* Input material:
============
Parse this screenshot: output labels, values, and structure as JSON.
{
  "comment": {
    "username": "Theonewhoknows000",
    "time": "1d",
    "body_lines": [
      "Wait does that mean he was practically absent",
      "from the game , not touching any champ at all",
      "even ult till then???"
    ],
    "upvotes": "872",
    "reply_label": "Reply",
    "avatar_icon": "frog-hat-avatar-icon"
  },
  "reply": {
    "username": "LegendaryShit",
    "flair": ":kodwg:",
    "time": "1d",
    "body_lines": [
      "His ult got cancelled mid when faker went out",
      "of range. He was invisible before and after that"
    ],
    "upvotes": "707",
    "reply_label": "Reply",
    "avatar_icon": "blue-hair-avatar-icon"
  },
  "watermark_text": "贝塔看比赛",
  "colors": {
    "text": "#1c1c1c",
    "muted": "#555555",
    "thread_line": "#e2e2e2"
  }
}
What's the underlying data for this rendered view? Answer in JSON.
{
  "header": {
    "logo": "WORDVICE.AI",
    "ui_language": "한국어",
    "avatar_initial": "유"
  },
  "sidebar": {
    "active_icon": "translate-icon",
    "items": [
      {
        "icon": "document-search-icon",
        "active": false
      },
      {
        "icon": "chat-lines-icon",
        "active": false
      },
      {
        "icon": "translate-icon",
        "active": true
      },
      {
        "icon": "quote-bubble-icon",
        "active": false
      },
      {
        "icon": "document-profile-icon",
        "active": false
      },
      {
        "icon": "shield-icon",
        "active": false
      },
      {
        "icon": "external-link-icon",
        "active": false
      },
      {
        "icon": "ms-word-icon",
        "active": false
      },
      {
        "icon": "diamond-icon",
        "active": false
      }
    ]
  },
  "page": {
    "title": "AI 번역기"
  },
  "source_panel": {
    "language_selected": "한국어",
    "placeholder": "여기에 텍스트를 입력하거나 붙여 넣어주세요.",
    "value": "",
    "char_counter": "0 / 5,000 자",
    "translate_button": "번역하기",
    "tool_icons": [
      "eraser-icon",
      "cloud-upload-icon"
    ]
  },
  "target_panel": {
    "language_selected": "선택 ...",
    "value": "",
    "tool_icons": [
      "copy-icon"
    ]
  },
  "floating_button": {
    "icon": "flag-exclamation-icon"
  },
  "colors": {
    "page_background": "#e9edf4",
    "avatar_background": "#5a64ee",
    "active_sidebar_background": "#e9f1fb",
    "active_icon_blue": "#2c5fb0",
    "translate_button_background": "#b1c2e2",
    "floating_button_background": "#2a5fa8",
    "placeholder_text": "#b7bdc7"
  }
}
============
* Your goal: Set all of the records down again, exactly as they stand.

* Task answer:
Parse this screenshot: output labels, values, and structure as JSON.
{
  "comment": {
    "username": "Theonewhoknows000",
    "time": "1d",
    "body_lines": [
      "Wait does that mean he was practically absent",
      "from the game , not touching any champ at all",
      "even ult till then???"
    ],
    "upvotes": "872",
    "reply_label": "Reply",
    "avatar_icon": "frog-hat-avatar-icon"
  },
  "reply": {
    "username": "LegendaryShit",
    "flair": ":kodwg:",
    "time": "1d",
    "body_lines": [
      "His ult got cancelled mid when faker went out",
      "of range. He was invisible before and after that"
    ],
    "upvotes": "707",
    "reply_label": "Reply",
    "avatar_icon": "blue-hair-avatar-icon"
  },
  "watermark_text": "贝塔看比赛",
  "colors": {
    "text": "#1c1c1c",
    "muted": "#555555",
    "thread_line": "#e2e2e2"
  }
}
What's the underlying data for this rendered view? Answer in JSON.
{
  "header": {
    "logo": "WORDVICE.AI",
    "ui_language": "한국어",
    "avatar_initial": "유"
  },
  "sidebar": {
    "active_icon": "translate-icon",
    "items": [
      {
        "icon": "document-search-icon",
        "active": false
      },
      {
        "icon": "chat-lines-icon",
        "active": false
      },
      {
        "icon": "translate-icon",
        "active": true
      },
      {
        "icon": "quote-bubble-icon",
        "active": false
      },
      {
        "icon": "document-profile-icon",
        "active": false
      },
      {
        "icon": "shield-icon",
        "active": false
      },
      {
        "icon": "external-link-icon",
        "active": false
      },
      {
        "icon": "ms-word-icon",
        "active": false
      },
      {
        "icon": "diamond-icon",
        "active": false
      }
    ]
  },
  "page": {
    "title": "AI 번역기"
  },
  "source_panel": {
    "language_selected": "한국어",
    "placeholder": "여기에 텍스트를 입력하거나 붙여 넣어주세요.",
    "value": "",
    "char_counter": "0 / 5,000 자",
    "translate_button": "번역하기",
    "tool_icons": [
      "eraser-icon",
      "cloud-upload-icon"
    ]
  },
  "target_panel": {
    "language_selected": "선택 ...",
    "value": "",
    "tool_icons": [
      "copy-icon"
    ]
  },
  "floating_button": {
    "icon": "flag-exclamation-icon"
  },
  "colors": {
    "page_background": "#e9edf4",
    "avatar_background": "#5a64ee",
    "active_sidebar_background": "#e9f1fb",
    "active_icon_blue": "#2c5fb0",
    "translate_button_background": "#b1c2e2",
    "floating_button_background": "#2a5fa8",
    "placeholder_text": "#b7bdc7"
  }
}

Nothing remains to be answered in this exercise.